» Given text:
★ ★ ★ ★ ★ ★ ★

Hash ordering and Hyrum's Law

A Google engineer named Hyrum Wright made an observation that came to be known as Hyrum’s Law:

With a sufficient number of users of an API, it does not matter what you promise in the contract: all observable behaviors of your system will be depended on by somebody.

What are the consequences of Hyrum’s Law? Well, it means that anyone trying to do a large-scale migration is going to tear their hair out discovering that their seemingly simple migration is way harder than expected, and that despite putting that giant warning in your docs not to depend on some implementation-specifc behavior, your clients are going to depend on it anyway.

Can’t you just break them? They’re violating the spec!

Lisa Simpson looking at a sign that says, "Keep out... or enter. I'm a sign, not a cop"

No, you can’t break them. Let’s consider a concrete example – hash iteration order.

Hash iteration order

Generally, when you iterate over the keys and values in a hash table, the iteration order is unspecified and implementation dependent. For example, the Javadoc for java.util.HashMap states, “This class makes no guarantees as to the order of the map; in particular, it does not guarantee that the order will remain constant over time.” In practice, HashMap iteration order is stable for several years but is sometimes perturbed by major Java version updates.

★ ★ ★ ★ ★ ★ ★

» The problem:
In the text on Hyrum's Law, what does the quoted Javadoc say java.util.HashMap makes no guarantees about?

★ ★ ★ ★ ★ ★ ★

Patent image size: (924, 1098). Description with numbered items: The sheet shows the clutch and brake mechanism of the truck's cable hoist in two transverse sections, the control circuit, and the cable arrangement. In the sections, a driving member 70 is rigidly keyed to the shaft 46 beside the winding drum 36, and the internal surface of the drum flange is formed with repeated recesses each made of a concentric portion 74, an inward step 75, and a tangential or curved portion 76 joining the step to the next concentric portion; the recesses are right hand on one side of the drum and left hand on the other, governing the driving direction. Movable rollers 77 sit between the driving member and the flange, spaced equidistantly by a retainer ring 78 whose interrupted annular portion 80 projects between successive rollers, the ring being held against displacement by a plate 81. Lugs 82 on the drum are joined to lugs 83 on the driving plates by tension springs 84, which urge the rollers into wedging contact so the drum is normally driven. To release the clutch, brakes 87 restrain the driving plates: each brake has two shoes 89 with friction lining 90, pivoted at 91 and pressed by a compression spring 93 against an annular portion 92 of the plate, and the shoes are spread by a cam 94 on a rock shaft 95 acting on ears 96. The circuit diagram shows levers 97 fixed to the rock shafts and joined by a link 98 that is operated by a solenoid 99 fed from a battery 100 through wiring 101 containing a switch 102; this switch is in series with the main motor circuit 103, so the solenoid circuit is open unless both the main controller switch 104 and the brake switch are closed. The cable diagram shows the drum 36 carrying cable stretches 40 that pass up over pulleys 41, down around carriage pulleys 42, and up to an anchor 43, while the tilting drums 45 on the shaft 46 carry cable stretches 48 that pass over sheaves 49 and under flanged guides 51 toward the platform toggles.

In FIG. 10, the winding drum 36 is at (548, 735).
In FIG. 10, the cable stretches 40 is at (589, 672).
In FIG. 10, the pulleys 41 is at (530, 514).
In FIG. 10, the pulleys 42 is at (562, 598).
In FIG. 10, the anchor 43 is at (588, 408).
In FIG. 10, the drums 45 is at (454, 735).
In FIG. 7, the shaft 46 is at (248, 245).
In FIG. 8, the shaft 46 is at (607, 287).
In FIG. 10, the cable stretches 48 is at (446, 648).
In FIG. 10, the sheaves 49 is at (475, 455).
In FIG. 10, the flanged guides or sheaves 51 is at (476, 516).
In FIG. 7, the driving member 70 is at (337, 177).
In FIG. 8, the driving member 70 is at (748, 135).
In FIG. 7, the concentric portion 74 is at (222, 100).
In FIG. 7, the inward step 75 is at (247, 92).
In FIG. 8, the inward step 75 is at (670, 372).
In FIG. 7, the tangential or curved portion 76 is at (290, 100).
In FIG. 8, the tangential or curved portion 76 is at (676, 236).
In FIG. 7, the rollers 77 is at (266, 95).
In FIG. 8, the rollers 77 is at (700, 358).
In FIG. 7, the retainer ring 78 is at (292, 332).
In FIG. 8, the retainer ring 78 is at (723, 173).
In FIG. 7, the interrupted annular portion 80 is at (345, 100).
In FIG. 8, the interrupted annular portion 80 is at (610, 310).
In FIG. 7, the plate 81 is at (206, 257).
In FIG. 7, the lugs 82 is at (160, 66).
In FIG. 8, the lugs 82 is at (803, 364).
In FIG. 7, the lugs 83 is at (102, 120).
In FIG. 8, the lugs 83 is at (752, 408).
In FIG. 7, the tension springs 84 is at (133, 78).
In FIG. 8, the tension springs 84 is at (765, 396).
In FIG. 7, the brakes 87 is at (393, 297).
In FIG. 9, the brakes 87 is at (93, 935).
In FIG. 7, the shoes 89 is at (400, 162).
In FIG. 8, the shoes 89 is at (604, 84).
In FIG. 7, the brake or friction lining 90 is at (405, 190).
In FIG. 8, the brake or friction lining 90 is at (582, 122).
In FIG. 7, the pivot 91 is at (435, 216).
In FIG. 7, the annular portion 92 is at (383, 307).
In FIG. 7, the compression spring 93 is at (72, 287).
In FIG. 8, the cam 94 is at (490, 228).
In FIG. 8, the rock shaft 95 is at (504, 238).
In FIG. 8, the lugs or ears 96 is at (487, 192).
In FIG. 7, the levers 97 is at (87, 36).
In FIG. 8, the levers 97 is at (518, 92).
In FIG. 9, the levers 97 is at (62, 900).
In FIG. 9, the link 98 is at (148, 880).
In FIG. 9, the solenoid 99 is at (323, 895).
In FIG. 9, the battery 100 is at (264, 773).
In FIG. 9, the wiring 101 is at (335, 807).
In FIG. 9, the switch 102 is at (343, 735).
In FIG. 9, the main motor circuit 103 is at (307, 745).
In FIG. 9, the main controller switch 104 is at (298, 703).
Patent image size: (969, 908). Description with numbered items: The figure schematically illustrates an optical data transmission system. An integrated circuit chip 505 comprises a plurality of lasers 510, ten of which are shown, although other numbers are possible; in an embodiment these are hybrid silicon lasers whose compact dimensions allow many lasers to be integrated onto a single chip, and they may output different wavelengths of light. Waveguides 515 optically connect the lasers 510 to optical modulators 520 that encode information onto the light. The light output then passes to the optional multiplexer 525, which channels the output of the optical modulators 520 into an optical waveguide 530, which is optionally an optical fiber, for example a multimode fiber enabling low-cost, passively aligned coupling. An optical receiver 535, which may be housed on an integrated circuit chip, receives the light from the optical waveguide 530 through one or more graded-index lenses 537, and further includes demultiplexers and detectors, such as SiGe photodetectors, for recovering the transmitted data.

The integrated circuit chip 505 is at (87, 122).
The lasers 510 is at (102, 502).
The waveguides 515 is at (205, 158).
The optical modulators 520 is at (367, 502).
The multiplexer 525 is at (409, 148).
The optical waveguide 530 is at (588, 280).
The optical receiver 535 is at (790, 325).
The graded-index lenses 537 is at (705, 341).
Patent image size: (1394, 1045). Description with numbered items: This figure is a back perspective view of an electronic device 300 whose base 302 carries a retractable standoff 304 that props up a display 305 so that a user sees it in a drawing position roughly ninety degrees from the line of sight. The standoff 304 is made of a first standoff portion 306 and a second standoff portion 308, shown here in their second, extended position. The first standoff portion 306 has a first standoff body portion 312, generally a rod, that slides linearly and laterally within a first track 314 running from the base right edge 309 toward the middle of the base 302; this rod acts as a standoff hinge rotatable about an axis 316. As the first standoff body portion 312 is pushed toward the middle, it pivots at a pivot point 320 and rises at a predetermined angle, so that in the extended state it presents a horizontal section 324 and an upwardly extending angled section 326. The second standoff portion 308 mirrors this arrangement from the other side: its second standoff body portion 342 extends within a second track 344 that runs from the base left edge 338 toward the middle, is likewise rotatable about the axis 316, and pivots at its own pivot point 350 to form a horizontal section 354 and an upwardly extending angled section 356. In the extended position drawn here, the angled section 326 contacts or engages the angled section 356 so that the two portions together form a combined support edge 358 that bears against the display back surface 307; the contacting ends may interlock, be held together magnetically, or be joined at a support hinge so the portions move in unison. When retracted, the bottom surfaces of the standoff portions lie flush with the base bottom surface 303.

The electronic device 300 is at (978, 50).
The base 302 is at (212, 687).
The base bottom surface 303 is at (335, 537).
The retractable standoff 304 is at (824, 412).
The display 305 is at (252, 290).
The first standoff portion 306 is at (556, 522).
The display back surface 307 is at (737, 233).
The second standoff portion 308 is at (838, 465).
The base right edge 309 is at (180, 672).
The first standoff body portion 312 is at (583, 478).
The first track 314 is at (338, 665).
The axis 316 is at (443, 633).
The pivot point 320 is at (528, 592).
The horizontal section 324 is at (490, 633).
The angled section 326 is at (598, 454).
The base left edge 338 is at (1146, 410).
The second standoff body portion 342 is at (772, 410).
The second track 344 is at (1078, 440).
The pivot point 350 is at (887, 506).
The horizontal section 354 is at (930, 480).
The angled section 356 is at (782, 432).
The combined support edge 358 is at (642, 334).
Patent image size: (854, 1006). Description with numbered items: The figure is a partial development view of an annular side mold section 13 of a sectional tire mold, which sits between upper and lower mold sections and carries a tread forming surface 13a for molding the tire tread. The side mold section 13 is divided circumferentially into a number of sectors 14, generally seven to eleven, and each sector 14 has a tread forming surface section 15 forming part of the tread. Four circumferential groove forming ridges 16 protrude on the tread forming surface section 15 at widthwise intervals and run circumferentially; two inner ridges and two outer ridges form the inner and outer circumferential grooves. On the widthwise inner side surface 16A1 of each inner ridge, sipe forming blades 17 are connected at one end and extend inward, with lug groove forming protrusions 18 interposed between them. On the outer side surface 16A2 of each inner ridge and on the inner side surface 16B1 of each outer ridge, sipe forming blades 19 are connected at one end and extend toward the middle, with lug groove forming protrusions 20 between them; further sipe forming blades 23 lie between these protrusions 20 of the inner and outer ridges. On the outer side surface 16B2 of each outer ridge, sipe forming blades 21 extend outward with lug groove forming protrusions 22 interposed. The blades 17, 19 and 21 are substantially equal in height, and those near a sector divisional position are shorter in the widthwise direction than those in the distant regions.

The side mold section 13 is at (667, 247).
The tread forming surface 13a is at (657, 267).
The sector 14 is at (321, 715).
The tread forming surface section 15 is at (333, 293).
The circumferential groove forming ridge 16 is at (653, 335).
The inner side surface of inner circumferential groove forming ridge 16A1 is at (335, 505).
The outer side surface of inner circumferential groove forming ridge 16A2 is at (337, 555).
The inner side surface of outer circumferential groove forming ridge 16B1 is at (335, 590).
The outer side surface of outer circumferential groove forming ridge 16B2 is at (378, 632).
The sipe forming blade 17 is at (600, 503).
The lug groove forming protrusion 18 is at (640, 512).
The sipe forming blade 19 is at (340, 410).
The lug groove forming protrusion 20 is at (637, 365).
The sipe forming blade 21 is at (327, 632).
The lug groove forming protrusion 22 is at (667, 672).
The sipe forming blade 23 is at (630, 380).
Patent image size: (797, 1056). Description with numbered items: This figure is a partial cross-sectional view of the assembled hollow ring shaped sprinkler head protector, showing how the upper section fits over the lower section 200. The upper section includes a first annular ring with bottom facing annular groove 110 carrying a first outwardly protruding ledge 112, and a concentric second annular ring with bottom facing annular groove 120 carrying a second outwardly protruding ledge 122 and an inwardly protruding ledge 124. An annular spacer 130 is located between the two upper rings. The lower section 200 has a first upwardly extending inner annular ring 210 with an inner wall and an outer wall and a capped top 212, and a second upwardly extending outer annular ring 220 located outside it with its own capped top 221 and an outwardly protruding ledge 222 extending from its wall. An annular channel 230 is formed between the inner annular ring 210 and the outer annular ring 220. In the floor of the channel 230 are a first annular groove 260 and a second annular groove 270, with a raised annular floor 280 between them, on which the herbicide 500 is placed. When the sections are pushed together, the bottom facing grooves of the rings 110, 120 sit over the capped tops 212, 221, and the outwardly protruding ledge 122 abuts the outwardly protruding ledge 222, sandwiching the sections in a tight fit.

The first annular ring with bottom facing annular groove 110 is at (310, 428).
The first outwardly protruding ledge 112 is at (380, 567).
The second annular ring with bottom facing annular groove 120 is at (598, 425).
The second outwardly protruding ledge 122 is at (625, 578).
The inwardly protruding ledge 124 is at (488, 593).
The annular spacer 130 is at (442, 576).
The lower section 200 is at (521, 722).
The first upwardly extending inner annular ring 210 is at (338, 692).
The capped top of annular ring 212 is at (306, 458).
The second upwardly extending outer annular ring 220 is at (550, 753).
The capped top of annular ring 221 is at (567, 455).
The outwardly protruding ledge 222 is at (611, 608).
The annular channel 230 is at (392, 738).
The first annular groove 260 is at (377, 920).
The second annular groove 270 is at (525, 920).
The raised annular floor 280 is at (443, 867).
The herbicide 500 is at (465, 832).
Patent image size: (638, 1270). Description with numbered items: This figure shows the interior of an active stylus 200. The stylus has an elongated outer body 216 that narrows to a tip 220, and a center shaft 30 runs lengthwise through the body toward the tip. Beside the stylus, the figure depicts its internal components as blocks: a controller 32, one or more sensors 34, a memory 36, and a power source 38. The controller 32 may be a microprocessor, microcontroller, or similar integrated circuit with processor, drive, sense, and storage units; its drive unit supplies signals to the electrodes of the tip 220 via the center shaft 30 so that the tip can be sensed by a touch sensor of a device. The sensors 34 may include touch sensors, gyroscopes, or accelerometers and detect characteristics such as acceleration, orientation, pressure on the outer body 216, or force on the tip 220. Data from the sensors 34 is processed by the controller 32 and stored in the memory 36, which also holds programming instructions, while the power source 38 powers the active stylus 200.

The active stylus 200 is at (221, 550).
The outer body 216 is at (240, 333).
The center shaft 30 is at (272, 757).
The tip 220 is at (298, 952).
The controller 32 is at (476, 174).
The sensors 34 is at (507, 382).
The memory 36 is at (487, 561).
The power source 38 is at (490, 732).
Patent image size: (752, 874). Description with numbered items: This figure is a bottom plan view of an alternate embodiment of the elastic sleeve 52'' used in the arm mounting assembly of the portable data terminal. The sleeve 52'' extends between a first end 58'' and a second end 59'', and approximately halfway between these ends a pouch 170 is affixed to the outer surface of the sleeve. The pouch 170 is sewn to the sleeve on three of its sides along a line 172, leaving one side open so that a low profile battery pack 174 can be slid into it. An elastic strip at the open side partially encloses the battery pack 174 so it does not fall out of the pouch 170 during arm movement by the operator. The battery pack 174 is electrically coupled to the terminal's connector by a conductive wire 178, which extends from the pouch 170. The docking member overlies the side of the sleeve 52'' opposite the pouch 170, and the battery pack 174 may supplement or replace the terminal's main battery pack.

★ ★ ★ ★ ★ ★ ★

» Expected output:
It makes no guarantees as to the order of the map, and in particular does not guarantee that the order will remain constant over time.